══ Material supplied
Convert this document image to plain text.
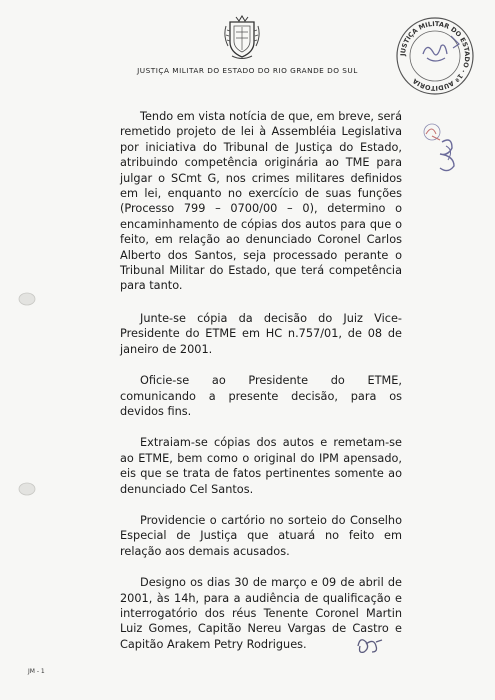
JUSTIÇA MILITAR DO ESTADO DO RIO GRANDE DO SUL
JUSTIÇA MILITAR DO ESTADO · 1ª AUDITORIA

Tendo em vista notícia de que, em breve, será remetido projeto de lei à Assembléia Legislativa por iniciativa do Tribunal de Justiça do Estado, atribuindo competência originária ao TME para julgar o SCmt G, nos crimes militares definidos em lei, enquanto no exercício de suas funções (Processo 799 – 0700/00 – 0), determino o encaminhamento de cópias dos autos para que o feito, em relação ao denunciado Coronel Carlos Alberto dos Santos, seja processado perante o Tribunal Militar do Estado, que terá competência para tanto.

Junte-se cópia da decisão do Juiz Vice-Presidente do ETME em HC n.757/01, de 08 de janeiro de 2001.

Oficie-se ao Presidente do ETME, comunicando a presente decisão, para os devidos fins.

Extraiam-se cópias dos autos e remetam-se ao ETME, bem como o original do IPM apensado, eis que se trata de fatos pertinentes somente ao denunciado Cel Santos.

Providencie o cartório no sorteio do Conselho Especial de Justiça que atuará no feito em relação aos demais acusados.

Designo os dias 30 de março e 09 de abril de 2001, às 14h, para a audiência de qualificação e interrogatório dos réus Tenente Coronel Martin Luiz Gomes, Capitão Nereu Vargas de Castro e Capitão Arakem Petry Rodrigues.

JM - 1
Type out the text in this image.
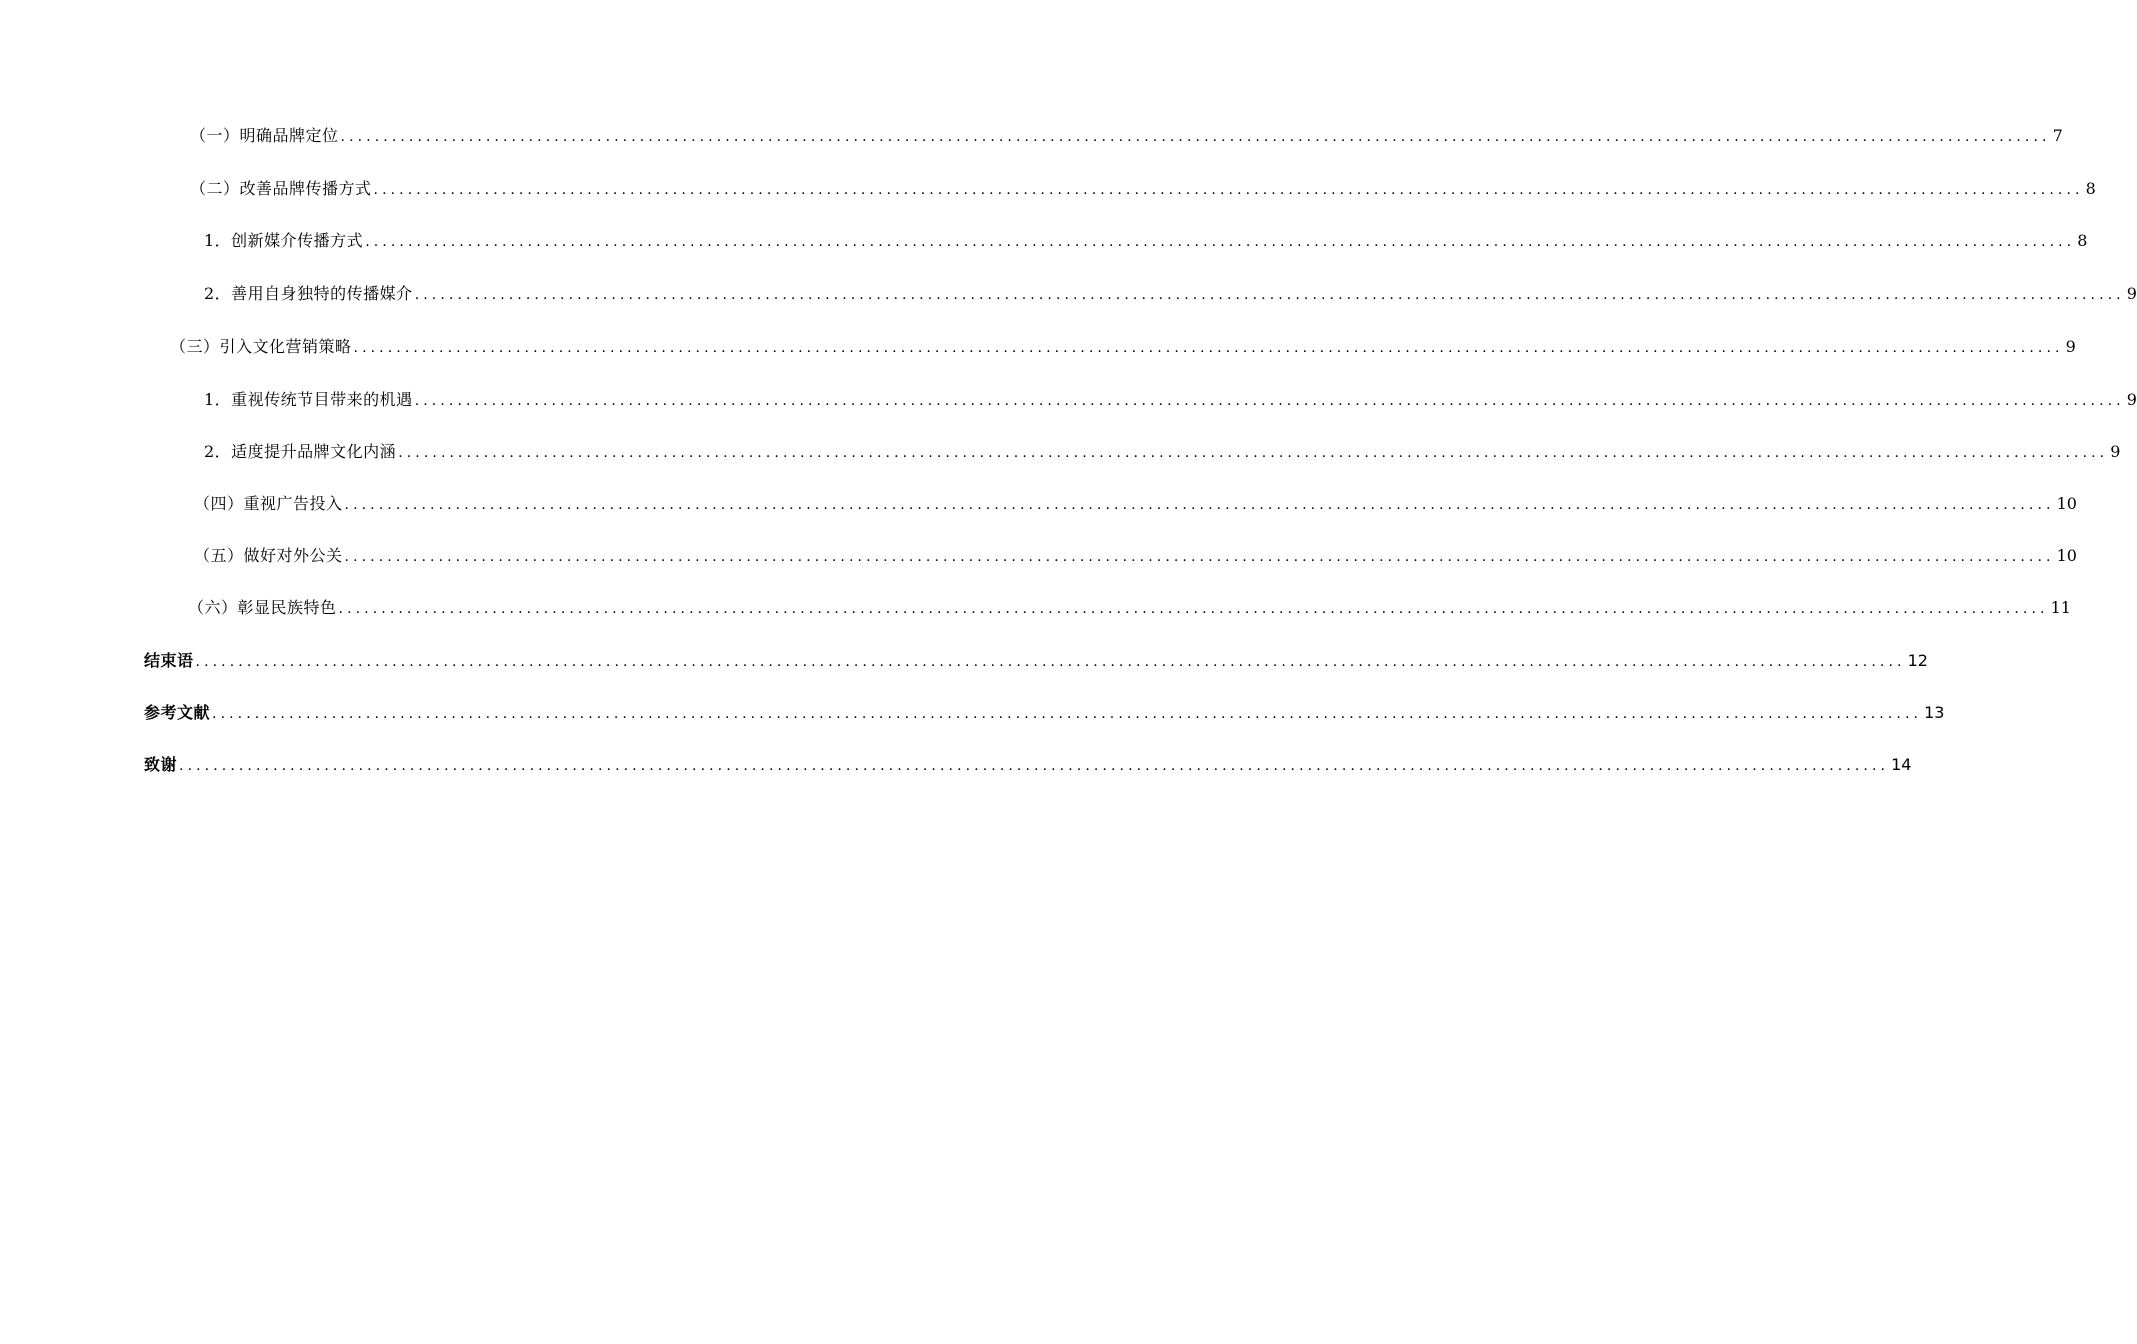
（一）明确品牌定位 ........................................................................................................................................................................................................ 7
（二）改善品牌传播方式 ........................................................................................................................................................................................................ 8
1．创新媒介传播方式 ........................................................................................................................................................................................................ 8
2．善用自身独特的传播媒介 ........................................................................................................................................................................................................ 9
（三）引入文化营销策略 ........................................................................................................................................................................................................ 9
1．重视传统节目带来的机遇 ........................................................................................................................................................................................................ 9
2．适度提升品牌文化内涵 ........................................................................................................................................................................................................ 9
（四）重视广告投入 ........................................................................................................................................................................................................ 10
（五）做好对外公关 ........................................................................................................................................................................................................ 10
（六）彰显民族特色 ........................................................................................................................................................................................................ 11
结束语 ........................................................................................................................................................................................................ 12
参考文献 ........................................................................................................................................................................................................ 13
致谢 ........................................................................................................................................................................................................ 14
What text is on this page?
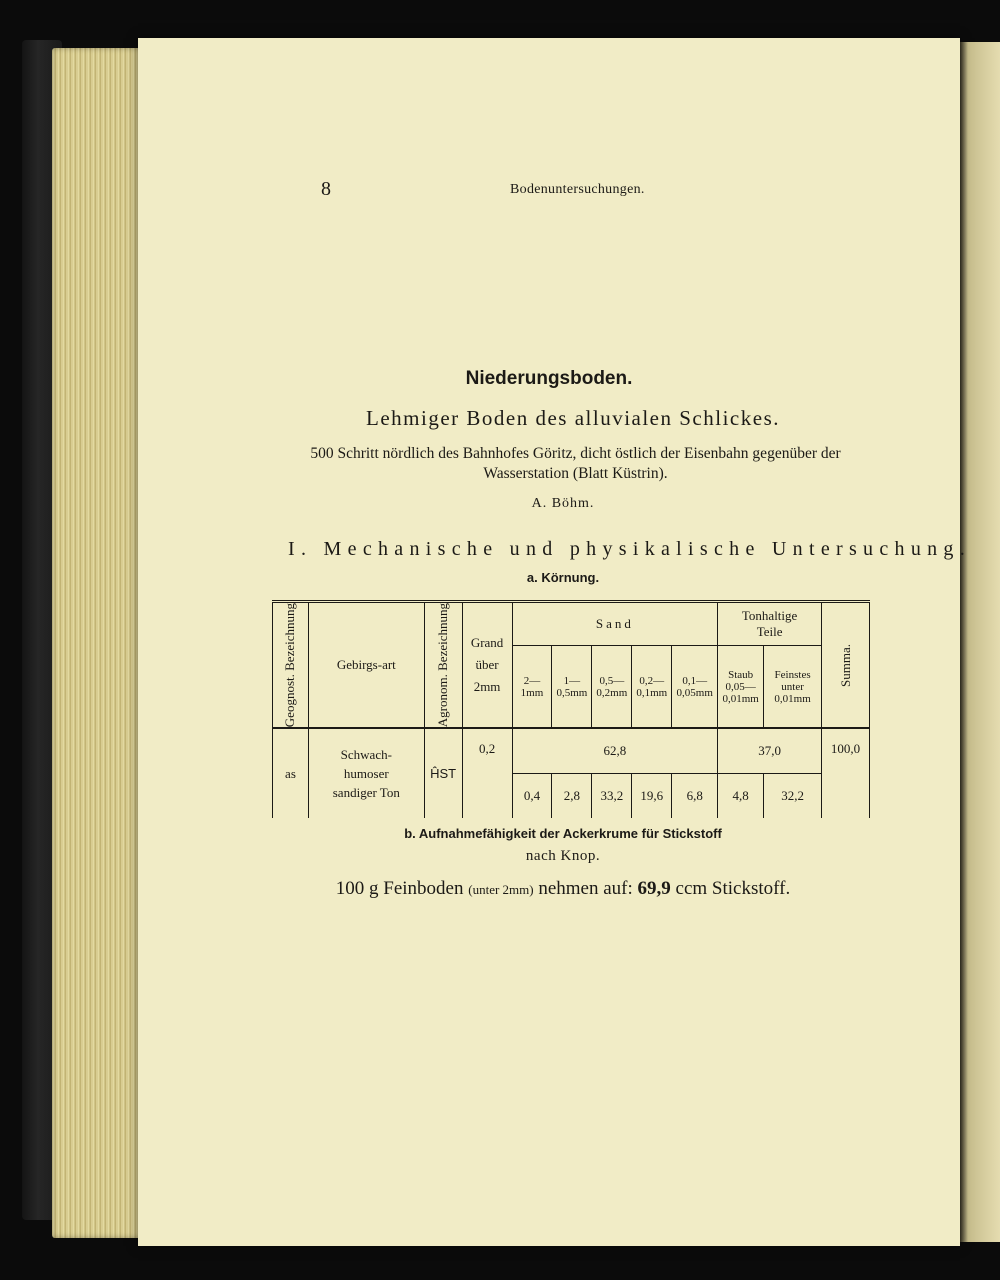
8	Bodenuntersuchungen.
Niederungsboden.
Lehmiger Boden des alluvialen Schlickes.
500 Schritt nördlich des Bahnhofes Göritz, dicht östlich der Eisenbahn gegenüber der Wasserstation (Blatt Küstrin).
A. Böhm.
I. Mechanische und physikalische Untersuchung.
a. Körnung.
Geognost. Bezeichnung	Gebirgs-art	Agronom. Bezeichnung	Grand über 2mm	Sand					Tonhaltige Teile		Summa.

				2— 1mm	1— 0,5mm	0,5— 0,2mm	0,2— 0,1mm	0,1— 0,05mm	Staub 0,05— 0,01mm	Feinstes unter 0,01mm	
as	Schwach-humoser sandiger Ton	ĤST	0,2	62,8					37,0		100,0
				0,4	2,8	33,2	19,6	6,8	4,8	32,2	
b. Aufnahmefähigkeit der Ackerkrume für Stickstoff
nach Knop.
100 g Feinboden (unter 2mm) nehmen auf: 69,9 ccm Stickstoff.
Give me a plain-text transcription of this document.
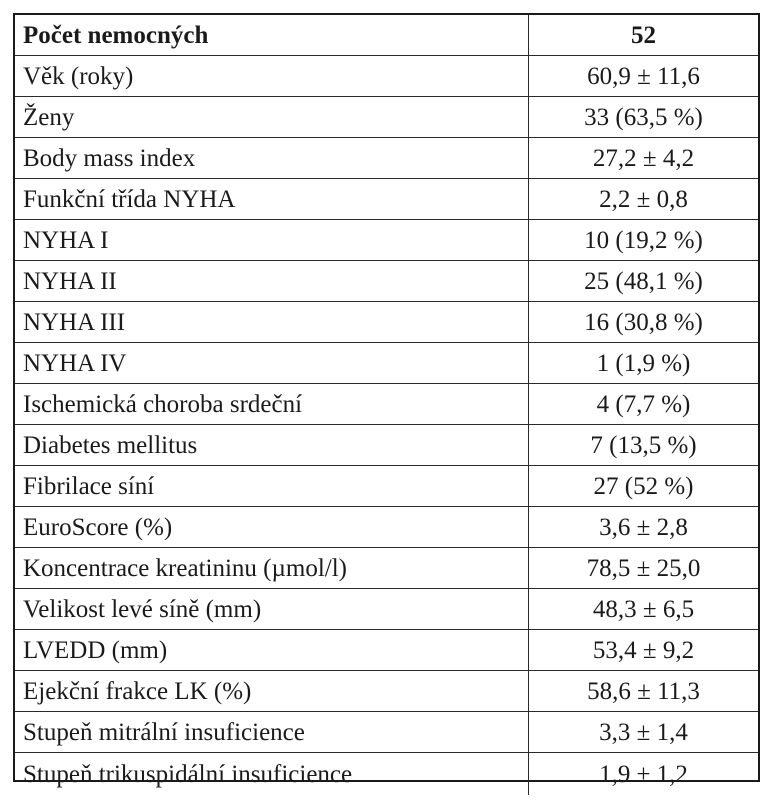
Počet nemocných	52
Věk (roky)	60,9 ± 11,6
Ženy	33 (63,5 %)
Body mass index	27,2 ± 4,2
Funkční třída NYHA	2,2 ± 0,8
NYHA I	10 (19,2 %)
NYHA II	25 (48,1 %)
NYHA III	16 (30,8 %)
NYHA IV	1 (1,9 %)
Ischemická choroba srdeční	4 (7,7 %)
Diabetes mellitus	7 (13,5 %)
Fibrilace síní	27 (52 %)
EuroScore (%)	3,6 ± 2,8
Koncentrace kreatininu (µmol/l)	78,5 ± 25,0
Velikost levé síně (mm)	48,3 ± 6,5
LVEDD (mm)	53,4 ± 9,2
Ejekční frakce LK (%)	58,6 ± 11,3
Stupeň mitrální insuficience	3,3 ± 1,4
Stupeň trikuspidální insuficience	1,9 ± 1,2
════
* _Problem description_: Where a line of the entries contains the word "document", copy that line.

* _The reply_:
Convert this document image to plain text.
Give me a plain-text transcription of this document.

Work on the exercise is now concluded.